WHAT IS EXPECTED: Within the listing below, filter for "base" and copy every matching line.
##### RECORDS SUPPLIED #####
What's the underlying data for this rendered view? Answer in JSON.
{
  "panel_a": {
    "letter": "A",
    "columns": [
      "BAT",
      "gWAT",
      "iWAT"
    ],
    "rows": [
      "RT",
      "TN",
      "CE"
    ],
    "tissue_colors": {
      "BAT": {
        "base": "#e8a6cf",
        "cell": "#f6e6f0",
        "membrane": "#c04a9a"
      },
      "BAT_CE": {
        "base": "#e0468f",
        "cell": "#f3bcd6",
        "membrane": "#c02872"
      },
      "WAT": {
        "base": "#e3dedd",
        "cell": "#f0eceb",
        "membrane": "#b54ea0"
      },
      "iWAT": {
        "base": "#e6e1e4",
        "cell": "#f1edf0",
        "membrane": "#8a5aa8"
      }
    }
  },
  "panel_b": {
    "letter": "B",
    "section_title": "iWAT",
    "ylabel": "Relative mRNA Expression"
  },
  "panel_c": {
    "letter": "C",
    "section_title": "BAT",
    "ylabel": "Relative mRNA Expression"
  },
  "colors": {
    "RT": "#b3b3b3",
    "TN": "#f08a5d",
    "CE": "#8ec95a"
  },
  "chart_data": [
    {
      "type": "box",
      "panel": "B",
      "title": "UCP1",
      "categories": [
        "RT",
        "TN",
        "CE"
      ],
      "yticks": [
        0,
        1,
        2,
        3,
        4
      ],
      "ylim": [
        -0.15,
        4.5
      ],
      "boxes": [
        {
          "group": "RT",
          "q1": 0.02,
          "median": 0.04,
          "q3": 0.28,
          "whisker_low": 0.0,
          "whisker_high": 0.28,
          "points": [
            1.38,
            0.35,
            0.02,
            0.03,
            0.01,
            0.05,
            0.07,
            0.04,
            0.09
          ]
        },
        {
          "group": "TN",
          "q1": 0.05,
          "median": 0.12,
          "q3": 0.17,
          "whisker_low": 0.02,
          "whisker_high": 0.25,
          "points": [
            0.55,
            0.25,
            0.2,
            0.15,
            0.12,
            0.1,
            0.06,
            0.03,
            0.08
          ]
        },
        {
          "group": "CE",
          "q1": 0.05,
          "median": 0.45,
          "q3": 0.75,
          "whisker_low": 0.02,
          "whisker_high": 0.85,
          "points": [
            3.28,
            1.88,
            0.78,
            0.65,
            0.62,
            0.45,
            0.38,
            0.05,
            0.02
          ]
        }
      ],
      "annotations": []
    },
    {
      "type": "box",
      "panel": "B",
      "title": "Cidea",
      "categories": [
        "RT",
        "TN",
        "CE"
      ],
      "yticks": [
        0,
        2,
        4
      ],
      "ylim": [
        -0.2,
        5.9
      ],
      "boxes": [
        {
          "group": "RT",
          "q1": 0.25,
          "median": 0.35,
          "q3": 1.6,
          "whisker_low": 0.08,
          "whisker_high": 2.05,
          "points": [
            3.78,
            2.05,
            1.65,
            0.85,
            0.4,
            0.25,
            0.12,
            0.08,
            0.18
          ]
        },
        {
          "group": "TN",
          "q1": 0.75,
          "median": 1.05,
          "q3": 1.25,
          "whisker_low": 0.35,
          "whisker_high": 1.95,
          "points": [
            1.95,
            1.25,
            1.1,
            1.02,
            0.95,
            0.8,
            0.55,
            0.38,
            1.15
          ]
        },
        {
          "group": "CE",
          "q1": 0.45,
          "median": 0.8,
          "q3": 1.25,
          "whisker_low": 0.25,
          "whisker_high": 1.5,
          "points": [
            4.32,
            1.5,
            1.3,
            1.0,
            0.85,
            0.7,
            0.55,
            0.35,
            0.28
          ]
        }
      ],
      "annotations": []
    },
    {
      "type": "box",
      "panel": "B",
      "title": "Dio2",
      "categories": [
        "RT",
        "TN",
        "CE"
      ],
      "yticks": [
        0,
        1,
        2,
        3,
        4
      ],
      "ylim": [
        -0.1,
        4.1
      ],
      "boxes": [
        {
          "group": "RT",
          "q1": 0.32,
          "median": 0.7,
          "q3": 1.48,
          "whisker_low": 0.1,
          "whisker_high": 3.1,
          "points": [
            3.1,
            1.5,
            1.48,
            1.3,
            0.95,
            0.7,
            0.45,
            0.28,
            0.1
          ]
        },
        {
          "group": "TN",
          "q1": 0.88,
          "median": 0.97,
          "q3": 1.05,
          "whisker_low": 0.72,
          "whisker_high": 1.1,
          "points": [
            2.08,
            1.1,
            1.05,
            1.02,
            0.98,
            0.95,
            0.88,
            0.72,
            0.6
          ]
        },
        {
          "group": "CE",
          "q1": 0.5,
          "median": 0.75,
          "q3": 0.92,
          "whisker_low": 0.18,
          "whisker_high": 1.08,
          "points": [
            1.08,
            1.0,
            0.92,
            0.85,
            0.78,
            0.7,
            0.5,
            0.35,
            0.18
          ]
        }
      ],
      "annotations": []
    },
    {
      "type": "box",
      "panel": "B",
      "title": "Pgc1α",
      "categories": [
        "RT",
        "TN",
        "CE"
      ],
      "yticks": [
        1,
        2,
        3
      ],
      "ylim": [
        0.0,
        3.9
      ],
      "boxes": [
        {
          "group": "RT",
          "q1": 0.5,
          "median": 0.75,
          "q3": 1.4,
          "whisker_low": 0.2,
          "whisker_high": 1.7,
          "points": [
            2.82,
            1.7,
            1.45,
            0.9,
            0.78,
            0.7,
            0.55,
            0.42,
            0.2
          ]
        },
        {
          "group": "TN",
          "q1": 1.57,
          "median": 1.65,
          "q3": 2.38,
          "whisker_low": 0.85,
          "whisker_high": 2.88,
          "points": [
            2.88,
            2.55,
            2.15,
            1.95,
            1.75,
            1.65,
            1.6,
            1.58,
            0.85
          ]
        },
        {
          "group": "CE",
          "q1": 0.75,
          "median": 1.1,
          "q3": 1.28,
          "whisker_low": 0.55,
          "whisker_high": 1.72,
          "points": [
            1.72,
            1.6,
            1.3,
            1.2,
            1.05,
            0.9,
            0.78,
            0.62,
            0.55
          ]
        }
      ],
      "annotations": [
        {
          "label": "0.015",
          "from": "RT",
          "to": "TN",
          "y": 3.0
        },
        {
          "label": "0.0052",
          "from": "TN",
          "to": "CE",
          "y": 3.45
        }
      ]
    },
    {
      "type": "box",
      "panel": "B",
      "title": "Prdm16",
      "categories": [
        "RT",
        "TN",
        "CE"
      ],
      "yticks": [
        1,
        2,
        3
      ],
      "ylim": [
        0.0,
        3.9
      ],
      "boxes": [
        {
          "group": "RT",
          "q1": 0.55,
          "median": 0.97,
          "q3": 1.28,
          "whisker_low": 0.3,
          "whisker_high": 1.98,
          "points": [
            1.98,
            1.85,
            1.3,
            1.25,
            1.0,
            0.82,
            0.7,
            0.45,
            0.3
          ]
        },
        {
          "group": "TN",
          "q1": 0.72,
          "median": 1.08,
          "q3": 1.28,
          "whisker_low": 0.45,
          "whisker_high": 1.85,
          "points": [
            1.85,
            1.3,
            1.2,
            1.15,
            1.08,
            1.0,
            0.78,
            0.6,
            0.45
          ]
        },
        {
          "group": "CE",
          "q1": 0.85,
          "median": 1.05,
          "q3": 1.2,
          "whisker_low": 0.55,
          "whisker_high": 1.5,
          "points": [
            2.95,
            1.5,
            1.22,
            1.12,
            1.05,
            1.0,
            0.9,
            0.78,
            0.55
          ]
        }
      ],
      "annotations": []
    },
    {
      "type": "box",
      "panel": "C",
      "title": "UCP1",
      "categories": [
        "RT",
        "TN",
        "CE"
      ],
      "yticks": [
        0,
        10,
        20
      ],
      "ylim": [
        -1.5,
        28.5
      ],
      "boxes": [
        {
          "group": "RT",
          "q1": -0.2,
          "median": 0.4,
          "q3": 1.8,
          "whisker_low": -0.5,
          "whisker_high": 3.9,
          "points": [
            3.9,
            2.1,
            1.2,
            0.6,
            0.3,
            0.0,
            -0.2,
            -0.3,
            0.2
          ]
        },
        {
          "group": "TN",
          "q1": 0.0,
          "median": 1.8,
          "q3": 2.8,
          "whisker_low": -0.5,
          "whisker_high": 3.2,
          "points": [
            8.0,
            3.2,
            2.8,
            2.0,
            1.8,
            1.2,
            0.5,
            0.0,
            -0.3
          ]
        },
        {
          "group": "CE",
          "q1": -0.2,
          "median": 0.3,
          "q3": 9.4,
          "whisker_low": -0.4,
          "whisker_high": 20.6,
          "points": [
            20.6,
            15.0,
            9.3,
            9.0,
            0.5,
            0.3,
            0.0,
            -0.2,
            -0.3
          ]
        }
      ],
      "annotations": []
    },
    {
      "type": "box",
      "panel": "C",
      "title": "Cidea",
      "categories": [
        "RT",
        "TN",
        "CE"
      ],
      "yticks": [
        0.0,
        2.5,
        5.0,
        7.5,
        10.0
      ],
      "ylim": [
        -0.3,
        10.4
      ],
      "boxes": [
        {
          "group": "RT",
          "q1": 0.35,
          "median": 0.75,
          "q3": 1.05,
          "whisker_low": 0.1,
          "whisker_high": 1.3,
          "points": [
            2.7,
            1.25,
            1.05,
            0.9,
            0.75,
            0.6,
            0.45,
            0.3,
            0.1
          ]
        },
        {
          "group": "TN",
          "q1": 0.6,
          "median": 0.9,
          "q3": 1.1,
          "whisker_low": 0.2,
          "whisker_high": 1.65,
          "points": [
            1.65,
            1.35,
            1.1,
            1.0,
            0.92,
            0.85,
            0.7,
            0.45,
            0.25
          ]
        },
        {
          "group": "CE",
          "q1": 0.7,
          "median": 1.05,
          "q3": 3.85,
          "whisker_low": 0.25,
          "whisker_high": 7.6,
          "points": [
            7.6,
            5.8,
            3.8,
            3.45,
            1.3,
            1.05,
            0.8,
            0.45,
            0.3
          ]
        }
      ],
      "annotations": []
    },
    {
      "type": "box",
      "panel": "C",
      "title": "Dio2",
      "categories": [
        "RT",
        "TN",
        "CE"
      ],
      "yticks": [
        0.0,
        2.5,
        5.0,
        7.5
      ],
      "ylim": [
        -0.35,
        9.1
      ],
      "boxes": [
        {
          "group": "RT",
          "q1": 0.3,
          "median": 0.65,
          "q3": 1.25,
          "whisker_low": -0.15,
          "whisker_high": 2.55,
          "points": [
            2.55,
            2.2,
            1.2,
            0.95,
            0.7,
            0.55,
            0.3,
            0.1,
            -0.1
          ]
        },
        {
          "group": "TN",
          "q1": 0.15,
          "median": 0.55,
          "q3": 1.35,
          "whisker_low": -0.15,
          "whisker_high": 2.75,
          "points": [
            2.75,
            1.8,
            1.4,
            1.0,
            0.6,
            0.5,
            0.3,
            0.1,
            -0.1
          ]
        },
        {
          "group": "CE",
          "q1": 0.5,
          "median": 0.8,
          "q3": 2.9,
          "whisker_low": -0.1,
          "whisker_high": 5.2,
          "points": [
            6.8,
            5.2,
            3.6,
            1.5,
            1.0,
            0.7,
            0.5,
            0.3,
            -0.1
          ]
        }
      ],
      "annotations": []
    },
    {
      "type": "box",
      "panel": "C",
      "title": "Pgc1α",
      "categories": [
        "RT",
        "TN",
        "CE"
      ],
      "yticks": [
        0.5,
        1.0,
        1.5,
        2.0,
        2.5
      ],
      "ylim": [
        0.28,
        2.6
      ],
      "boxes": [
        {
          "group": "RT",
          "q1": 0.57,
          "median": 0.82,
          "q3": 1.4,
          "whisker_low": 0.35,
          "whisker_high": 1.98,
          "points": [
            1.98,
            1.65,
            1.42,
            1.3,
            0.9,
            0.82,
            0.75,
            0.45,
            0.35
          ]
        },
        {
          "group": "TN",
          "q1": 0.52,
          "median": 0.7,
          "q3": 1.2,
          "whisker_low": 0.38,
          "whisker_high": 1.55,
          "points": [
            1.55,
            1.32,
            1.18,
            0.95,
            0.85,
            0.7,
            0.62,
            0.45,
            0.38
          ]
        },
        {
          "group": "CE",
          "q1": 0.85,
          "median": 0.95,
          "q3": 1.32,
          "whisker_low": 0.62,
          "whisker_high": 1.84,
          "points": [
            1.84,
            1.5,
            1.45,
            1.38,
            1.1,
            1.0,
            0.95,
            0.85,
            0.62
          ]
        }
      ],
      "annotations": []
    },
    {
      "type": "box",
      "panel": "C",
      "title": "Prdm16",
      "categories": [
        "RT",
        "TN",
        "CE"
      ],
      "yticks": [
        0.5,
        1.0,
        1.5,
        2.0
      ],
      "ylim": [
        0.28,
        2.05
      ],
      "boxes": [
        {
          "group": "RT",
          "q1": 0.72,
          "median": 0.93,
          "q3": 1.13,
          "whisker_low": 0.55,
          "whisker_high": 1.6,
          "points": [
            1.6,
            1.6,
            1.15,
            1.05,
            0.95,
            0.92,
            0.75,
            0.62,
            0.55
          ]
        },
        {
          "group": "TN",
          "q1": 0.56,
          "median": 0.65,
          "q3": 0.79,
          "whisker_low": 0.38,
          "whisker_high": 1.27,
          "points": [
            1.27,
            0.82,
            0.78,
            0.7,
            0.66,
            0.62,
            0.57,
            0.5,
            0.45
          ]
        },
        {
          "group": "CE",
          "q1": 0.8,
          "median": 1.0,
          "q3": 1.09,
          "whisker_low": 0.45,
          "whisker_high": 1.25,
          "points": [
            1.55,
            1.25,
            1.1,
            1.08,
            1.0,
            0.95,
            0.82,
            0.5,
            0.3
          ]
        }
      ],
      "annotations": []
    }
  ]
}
#####
ANSWER BELOW:
        "base": "#e8a6cf",
        "base": "#e0468f",
        "base": "#e3dedd",
        "base": "#e6e1e4",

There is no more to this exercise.